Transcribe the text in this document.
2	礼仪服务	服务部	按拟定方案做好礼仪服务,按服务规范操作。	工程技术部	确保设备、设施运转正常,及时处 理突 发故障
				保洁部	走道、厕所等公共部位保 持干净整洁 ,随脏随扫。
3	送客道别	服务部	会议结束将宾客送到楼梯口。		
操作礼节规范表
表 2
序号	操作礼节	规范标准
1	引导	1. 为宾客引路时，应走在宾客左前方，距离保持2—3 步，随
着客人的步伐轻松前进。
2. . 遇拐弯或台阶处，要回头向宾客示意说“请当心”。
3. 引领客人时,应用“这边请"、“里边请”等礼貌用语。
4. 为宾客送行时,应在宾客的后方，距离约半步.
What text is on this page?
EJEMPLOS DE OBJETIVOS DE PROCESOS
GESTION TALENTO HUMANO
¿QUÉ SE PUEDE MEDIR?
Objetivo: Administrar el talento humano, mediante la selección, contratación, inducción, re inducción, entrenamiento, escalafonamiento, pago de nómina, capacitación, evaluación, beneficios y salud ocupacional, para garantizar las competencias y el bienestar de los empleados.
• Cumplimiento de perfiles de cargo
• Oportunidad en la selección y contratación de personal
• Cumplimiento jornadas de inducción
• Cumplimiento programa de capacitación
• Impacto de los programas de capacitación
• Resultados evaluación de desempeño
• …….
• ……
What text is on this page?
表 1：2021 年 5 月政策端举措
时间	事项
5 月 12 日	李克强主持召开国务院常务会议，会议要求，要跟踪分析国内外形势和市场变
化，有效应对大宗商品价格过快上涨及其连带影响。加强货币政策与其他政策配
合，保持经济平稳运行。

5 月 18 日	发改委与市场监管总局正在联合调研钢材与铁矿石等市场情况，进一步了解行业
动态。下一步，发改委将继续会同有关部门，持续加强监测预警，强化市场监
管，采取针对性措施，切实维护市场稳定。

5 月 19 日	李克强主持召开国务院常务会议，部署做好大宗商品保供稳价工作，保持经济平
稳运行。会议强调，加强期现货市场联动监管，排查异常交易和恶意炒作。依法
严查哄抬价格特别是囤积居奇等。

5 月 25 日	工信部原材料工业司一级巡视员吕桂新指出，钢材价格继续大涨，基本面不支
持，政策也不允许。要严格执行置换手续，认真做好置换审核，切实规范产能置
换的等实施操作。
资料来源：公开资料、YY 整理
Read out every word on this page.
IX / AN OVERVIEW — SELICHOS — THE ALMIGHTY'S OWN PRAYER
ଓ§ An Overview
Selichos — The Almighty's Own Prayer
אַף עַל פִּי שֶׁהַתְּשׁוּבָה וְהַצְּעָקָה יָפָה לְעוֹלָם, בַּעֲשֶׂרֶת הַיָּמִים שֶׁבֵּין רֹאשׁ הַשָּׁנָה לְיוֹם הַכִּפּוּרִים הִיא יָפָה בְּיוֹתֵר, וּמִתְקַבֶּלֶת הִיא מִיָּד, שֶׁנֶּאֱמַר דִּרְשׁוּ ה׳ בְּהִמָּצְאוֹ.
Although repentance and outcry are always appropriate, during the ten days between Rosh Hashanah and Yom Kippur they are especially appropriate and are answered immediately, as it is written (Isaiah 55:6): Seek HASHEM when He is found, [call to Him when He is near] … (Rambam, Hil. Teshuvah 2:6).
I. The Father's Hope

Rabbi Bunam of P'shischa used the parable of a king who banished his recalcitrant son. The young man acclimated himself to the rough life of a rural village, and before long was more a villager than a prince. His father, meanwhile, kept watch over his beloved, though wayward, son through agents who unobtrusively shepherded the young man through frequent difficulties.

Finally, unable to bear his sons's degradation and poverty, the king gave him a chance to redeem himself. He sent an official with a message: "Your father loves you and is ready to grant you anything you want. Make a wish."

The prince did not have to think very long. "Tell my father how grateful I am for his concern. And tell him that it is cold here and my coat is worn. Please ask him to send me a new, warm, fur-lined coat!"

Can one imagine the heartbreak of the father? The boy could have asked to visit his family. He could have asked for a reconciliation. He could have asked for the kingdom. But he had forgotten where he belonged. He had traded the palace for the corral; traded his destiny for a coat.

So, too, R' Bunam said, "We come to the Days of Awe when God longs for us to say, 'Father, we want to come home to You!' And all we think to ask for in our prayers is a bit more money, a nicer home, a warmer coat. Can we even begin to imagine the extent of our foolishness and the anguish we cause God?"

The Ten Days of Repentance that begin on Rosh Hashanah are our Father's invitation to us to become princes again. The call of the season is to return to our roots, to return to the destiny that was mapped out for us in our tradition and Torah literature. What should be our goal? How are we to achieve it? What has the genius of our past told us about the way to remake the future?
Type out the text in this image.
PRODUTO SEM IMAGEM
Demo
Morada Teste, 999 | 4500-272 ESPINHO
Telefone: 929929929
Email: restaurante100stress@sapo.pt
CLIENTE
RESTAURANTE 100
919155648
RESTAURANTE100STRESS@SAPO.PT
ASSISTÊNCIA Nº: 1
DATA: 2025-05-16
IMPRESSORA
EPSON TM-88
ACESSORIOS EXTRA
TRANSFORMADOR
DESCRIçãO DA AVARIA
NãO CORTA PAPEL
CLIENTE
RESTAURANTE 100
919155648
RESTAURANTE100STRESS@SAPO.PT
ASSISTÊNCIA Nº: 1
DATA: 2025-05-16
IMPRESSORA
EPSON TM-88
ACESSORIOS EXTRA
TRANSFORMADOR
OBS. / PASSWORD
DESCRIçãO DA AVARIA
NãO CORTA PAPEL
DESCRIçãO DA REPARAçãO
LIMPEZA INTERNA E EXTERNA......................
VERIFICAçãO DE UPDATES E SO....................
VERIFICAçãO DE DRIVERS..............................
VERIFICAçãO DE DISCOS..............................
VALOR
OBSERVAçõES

+--

• **WHAT IS REQUIRED**
Determine how many lines of the listing above include the word "inducción", and report that number only.

• **ANSWER TO THIS PROBLEM**
2